**Exercise instructions**
Output the material below in its entirety, exactly as given.

**Data**

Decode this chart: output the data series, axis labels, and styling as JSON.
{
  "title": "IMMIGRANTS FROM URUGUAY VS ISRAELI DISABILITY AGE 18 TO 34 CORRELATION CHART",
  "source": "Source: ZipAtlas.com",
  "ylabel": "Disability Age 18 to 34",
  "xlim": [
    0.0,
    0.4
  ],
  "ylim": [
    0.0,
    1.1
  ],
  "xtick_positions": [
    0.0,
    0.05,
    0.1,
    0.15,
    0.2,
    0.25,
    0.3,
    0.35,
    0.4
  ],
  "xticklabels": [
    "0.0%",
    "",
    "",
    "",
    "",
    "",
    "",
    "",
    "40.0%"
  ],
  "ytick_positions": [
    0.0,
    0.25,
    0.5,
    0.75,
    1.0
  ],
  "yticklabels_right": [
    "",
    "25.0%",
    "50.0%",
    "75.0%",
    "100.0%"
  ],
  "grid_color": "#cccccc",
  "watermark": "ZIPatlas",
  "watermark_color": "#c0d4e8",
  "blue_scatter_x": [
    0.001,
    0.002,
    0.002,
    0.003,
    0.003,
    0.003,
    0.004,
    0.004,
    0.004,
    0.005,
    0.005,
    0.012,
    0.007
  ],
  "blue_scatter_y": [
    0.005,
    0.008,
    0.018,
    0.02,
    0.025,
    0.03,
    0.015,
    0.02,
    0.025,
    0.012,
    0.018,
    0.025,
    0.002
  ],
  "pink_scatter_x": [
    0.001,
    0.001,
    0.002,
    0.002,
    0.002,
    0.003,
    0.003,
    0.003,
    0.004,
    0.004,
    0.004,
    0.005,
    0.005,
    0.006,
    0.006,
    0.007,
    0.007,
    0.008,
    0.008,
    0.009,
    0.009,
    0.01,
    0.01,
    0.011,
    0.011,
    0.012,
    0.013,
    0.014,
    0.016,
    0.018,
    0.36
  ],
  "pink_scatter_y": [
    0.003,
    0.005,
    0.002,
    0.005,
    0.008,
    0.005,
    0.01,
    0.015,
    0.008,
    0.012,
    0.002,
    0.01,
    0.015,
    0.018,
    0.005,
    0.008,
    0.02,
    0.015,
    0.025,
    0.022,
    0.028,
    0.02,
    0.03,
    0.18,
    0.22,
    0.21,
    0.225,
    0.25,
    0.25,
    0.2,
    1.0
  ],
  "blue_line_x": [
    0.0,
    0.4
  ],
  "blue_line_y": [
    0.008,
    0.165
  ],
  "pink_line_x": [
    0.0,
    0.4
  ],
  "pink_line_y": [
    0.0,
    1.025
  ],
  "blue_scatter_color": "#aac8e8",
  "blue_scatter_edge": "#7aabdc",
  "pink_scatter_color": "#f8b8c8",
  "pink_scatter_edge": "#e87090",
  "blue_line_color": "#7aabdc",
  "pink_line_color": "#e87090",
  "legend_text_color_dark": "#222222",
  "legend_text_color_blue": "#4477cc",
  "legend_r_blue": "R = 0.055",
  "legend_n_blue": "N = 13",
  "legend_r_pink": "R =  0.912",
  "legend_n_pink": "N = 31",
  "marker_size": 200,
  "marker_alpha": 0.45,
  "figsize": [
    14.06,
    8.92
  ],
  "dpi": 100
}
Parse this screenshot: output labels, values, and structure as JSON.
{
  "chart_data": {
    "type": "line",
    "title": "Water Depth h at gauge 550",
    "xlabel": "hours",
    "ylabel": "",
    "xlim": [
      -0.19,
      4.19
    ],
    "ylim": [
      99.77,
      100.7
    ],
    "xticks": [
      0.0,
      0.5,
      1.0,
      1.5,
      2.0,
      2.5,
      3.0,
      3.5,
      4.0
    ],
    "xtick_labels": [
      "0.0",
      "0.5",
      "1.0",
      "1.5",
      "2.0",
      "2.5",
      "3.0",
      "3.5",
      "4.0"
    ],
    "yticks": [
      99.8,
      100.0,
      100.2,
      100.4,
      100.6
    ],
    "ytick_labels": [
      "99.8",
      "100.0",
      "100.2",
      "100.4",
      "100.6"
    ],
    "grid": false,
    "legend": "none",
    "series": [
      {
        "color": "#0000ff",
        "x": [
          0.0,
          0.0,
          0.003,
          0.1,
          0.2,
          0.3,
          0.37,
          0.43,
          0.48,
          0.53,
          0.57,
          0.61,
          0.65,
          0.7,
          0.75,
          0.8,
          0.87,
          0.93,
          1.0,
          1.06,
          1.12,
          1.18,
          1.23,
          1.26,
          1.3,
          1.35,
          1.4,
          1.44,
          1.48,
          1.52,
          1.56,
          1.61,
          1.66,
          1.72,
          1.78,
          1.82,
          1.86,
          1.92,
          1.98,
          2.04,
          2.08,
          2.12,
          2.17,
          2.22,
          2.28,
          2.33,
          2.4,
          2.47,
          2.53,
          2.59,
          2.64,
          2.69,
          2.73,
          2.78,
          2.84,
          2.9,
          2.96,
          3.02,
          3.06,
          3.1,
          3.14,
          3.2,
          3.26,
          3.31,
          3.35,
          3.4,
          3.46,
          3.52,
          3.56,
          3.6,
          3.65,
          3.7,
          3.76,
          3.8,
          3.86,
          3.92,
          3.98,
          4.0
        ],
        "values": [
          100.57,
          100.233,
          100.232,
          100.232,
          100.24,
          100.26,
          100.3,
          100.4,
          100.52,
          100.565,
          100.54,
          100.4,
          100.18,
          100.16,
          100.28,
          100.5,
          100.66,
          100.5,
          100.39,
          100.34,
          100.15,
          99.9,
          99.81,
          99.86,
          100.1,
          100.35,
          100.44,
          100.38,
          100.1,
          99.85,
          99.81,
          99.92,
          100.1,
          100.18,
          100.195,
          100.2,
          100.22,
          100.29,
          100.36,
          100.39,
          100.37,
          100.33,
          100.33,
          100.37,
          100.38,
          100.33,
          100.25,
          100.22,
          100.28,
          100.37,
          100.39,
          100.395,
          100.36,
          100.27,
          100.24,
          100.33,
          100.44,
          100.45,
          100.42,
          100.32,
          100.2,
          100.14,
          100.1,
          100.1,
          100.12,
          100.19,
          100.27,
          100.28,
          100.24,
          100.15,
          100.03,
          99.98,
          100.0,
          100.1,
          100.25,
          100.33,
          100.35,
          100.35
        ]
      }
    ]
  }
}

**Response to the exercise**
Decode this chart: output the data series, axis labels, and styling as JSON.
{
  "title": "IMMIGRANTS FROM URUGUAY VS ISRAELI DISABILITY AGE 18 TO 34 CORRELATION CHART",
  "source": "Source: ZipAtlas.com",
  "ylabel": "Disability Age 18 to 34",
  "xlim": [
    0.0,
    0.4
  ],
  "ylim": [
    0.0,
    1.1
  ],
  "xtick_positions": [
    0.0,
    0.05,
    0.1,
    0.15,
    0.2,
    0.25,
    0.3,
    0.35,
    0.4
  ],
  "xticklabels": [
    "0.0%",
    "",
    "",
    "",
    "",
    "",
    "",
    "",
    "40.0%"
  ],
  "ytick_positions": [
    0.0,
    0.25,
    0.5,
    0.75,
    1.0
  ],
  "yticklabels_right": [
    "",
    "25.0%",
    "50.0%",
    "75.0%",
    "100.0%"
  ],
  "grid_color": "#cccccc",
  "watermark": "ZIPatlas",
  "watermark_color": "#c0d4e8",
  "blue_scatter_x": [
    0.001,
    0.002,
    0.002,
    0.003,
    0.003,
    0.003,
    0.004,
    0.004,
    0.004,
    0.005,
    0.005,
    0.012,
    0.007
  ],
  "blue_scatter_y": [
    0.005,
    0.008,
    0.018,
    0.02,
    0.025,
    0.03,
    0.015,
    0.02,
    0.025,
    0.012,
    0.018,
    0.025,
    0.002
  ],
  "pink_scatter_x": [
    0.001,
    0.001,
    0.002,
    0.002,
    0.002,
    0.003,
    0.003,
    0.003,
    0.004,
    0.004,
    0.004,
    0.005,
    0.005,
    0.006,
    0.006,
    0.007,
    0.007,
    0.008,
    0.008,
    0.009,
    0.009,
    0.01,
    0.01,
    0.011,
    0.011,
    0.012,
    0.013,
    0.014,
    0.016,
    0.018,
    0.36
  ],
  "pink_scatter_y": [
    0.003,
    0.005,
    0.002,
    0.005,
    0.008,
    0.005,
    0.01,
    0.015,
    0.008,
    0.012,
    0.002,
    0.01,
    0.015,
    0.018,
    0.005,
    0.008,
    0.02,
    0.015,
    0.025,
    0.022,
    0.028,
    0.02,
    0.03,
    0.18,
    0.22,
    0.21,
    0.225,
    0.25,
    0.25,
    0.2,
    1.0
  ],
  "blue_line_x": [
    0.0,
    0.4
  ],
  "blue_line_y": [
    0.008,
    0.165
  ],
  "pink_line_x": [
    0.0,
    0.4
  ],
  "pink_line_y": [
    0.0,
    1.025
  ],
  "blue_scatter_color": "#aac8e8",
  "blue_scatter_edge": "#7aabdc",
  "pink_scatter_color": "#f8b8c8",
  "pink_scatter_edge": "#e87090",
  "blue_line_color": "#7aabdc",
  "pink_line_color": "#e87090",
  "legend_text_color_dark": "#222222",
  "legend_text_color_blue": "#4477cc",
  "legend_r_blue": "R = 0.055",
  "legend_n_blue": "N = 13",
  "legend_r_pink": "R =  0.912",
  "legend_n_pink": "N = 31",
  "marker_size": 200,
  "marker_alpha": 0.45,
  "figsize": [
    14.06,
    8.92
  ],
  "dpi": 100
}
Parse this screenshot: output labels, values, and structure as JSON.
{
  "chart_data": {
    "type": "line",
    "title": "Water Depth h at gauge 550",
    "xlabel": "hours",
    "ylabel": "",
    "xlim": [
      -0.19,
      4.19
    ],
    "ylim": [
      99.77,
      100.7
    ],
    "xticks": [
      0.0,
      0.5,
      1.0,
      1.5,
      2.0,
      2.5,
      3.0,
      3.5,
      4.0
    ],
    "xtick_labels": [
      "0.0",
      "0.5",
      "1.0",
      "1.5",
      "2.0",
      "2.5",
      "3.0",
      "3.5",
      "4.0"
    ],
    "yticks": [
      99.8,
      100.0,
      100.2,
      100.4,
      100.6
    ],
    "ytick_labels": [
      "99.8",
      "100.0",
      "100.2",
      "100.4",
      "100.6"
    ],
    "grid": false,
    "legend": "none",
    "series": [
      {
        "color": "#0000ff",
        "x": [
          0.0,
          0.0,
          0.003,
          0.1,
          0.2,
          0.3,
          0.37,
          0.43,
          0.48,
          0.53,
          0.57,
          0.61,
          0.65,
          0.7,
          0.75,
          0.8,
          0.87,
          0.93,
          1.0,
          1.06,
          1.12,
          1.18,
          1.23,
          1.26,
          1.3,
          1.35,
          1.4,
          1.44,
          1.48,
          1.52,
          1.56,
          1.61,
          1.66,
          1.72,
          1.78,
          1.82,
          1.86,
          1.92,
          1.98,
          2.04,
          2.08,
          2.12,
          2.17,
          2.22,
          2.28,
          2.33,
          2.4,
          2.47,
          2.53,
          2.59,
          2.64,
          2.69,
          2.73,
          2.78,
          2.84,
          2.9,
          2.96,
          3.02,
          3.06,
          3.1,
          3.14,
          3.2,
          3.26,
          3.31,
          3.35,
          3.4,
          3.46,
          3.52,
          3.56,
          3.6,
          3.65,
          3.7,
          3.76,
          3.8,
          3.86,
          3.92,
          3.98,
          4.0
        ],
        "values": [
          100.57,
          100.233,
          100.232,
          100.232,
          100.24,
          100.26,
          100.3,
          100.4,
          100.52,
          100.565,
          100.54,
          100.4,
          100.18,
          100.16,
          100.28,
          100.5,
          100.66,
          100.5,
          100.39,
          100.34,
          100.15,
          99.9,
          99.81,
          99.86,
          100.1,
          100.35,
          100.44,
          100.38,
          100.1,
          99.85,
          99.81,
          99.92,
          100.1,
          100.18,
          100.195,
          100.2,
          100.22,
          100.29,
          100.36,
          100.39,
          100.37,
          100.33,
          100.33,
          100.37,
          100.38,
          100.33,
          100.25,
          100.22,
          100.28,
          100.37,
          100.39,
          100.395,
          100.36,
          100.27,
          100.24,
          100.33,
          100.44,
          100.45,
          100.42,
          100.32,
          100.2,
          100.14,
          100.1,
          100.1,
          100.12,
          100.19,
          100.27,
          100.28,
          100.24,
          100.15,
          100.03,
          99.98,
          100.0,
          100.1,
          100.25,
          100.33,
          100.35,
          100.35
        ]
      }
    ]
  }
}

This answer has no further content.